SET PROBLEM >> Transcribe each entry below exactly. Pictures do not go in the copy.

ENTRIES PROVIDED >>
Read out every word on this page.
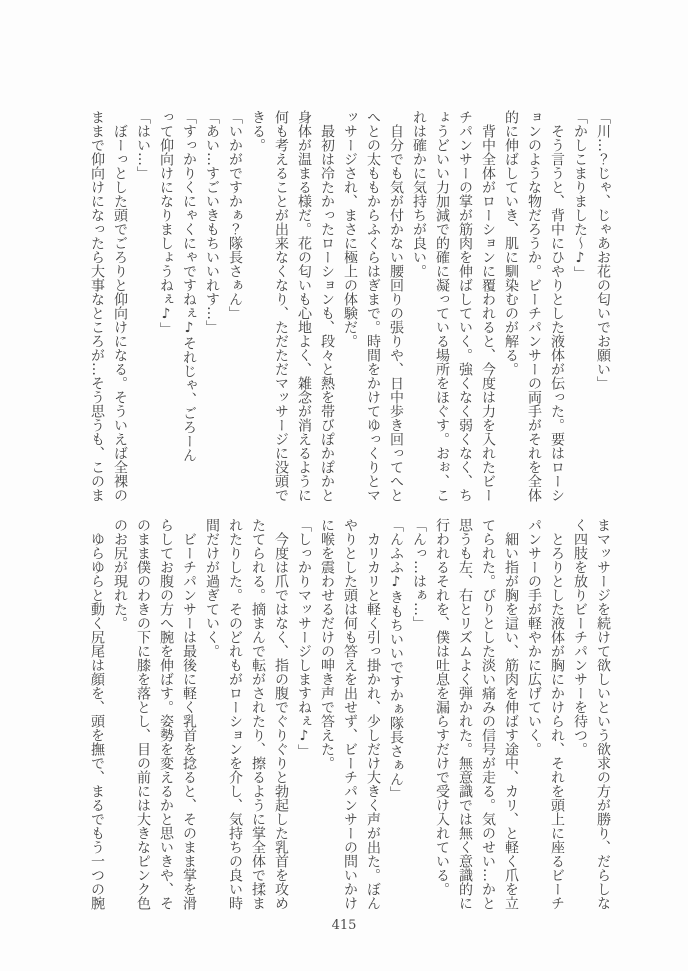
「川…？じゃ、じゃあお花の匂いでお願い」

「かしこまりました～♪」

　そう言うと、背中にひやりとした液体が伝った。要はローシ

ョンのような物だろうか。ビーチパンサーの両手がそれを全体

的に伸ばしていき、肌に馴染むのが解る。

　背中全体がローションに覆われると、今度は力を入れたビー

チパンサーの掌が筋肉を伸ばしていく。強くなく弱くなく、ち

ょうどいい力加減で的確に凝っている場所をほぐす。おぉ、こ

れは確かに気持ちが良い。

　自分でも気が付かない腰回りの張りや、日中歩き回ってへと

へとの太ももからふくらはぎまで。時間をかけてゆっくりとマ

ッサージされ、まさに極上の体験だ。

　最初は冷たかったローションも、段々と熱を帯びぽかぽかと

身体が温まる様だ。花の匂いも心地よく、雑念が消えるように

何も考えることが出来なくなり、ただただマッサージに没頭で

きる。

「いかがですかぁ？隊長さぁん」

「あい…すごいきもちいいれす…」

「すっかりくにゃくにゃですねぇ♪それじゃ、ごろーん

って仰向けになりましょうねぇ♪」

「はい…」

　ぼーっとした頭でごろりと仰向けになる。そういえば全裸の

ままで仰向けになったら大事なところが…そう思うも、このま

まマッサージを続けて欲しいという欲求の方が勝り、だらしな

く四肢を放りビーチパンサーを待つ。

　とろりとした液体が胸にかけられ、それを頭上に座るビーチ

パンサーの手が軽やかに広げていく。

　細い指が胸を這い、筋肉を伸ばす途中、カリ、と軽く爪を立

てられた。ぴりとした淡い痛みの信号が走る。気のせい…かと

思うも左、右とリズムよく弾かれた。無意識では無く意識的に

行われるそれを、僕は吐息を漏らすだけで受け入れている。

「んっ…はぁ…」

「んふふ♪きもちいいですかぁ隊長さぁん」

　カリカリと軽く引っ掛かれ、少しだけ大きく声が出た。ぼん

やりとした頭は何も答えを出せず、ビーチパンサーの問いかけ

に喉を震わせるだけの呻き声で答えた。

「しっかりマッサージしますねぇ♪」

　今度は爪ではなく、指の腹でぐりぐりと勃起した乳首を攻め

たてられる。摘まんで転がされたり、擦るように掌全体で揉ま

れたりした。そのどれもがローションを介し、気持ちの良い時

間だけが過ぎていく。

　ビーチパンサーは最後に軽く乳首を捻ると、そのまま掌を滑

らしてお腹の方へ腕を伸ばす。姿勢を変えるかと思いきや、そ

のまま僕のわきの下に膝を落とし、目の前には大きなピンク色

のお尻が現れた。

　ゆらゆらと動く尻尾は顔を、頭を撫で、まるでもう一つの腕

415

RESPONSE FOR THIS EXERCISE >>
Read out every word on this page.
「川…？じゃ、じゃあお花の匂いでお願い」

「かしこまりました～♪」

　そう言うと、背中にひやりとした液体が伝った。要はローシ

ョンのような物だろうか。ビーチパンサーの両手がそれを全体

的に伸ばしていき、肌に馴染むのが解る。

　背中全体がローションに覆われると、今度は力を入れたビー

チパンサーの掌が筋肉を伸ばしていく。強くなく弱くなく、ち

ょうどいい力加減で的確に凝っている場所をほぐす。おぉ、こ

れは確かに気持ちが良い。

　自分でも気が付かない腰回りの張りや、日中歩き回ってへと

へとの太ももからふくらはぎまで。時間をかけてゆっくりとマ

ッサージされ、まさに極上の体験だ。

　最初は冷たかったローションも、段々と熱を帯びぽかぽかと

身体が温まる様だ。花の匂いも心地よく、雑念が消えるように

何も考えることが出来なくなり、ただただマッサージに没頭で

きる。

「いかがですかぁ？隊長さぁん」

「あい…すごいきもちいいれす…」

「すっかりくにゃくにゃですねぇ♪それじゃ、ごろーん

って仰向けになりましょうねぇ♪」

「はい…」

　ぼーっとした頭でごろりと仰向けになる。そういえば全裸の

ままで仰向けになったら大事なところが…そう思うも、このま

まマッサージを続けて欲しいという欲求の方が勝り、だらしな

く四肢を放りビーチパンサーを待つ。

　とろりとした液体が胸にかけられ、それを頭上に座るビーチ

パンサーの手が軽やかに広げていく。

　細い指が胸を這い、筋肉を伸ばす途中、カリ、と軽く爪を立

てられた。ぴりとした淡い痛みの信号が走る。気のせい…かと

思うも左、右とリズムよく弾かれた。無意識では無く意識的に

行われるそれを、僕は吐息を漏らすだけで受け入れている。

「んっ…はぁ…」

「んふふ♪きもちいいですかぁ隊長さぁん」

　カリカリと軽く引っ掛かれ、少しだけ大きく声が出た。ぼん

やりとした頭は何も答えを出せず、ビーチパンサーの問いかけ

に喉を震わせるだけの呻き声で答えた。

「しっかりマッサージしますねぇ♪」

　今度は爪ではなく、指の腹でぐりぐりと勃起した乳首を攻め

たてられる。摘まんで転がされたり、擦るように掌全体で揉ま

れたりした。そのどれもがローションを介し、気持ちの良い時

間だけが過ぎていく。

　ビーチパンサーは最後に軽く乳首を捻ると、そのまま掌を滑

らしてお腹の方へ腕を伸ばす。姿勢を変えるかと思いきや、そ

のまま僕のわきの下に膝を落とし、目の前には大きなピンク色

のお尻が現れた。

　ゆらゆらと動く尻尾は顔を、頭を撫で、まるでもう一つの腕

415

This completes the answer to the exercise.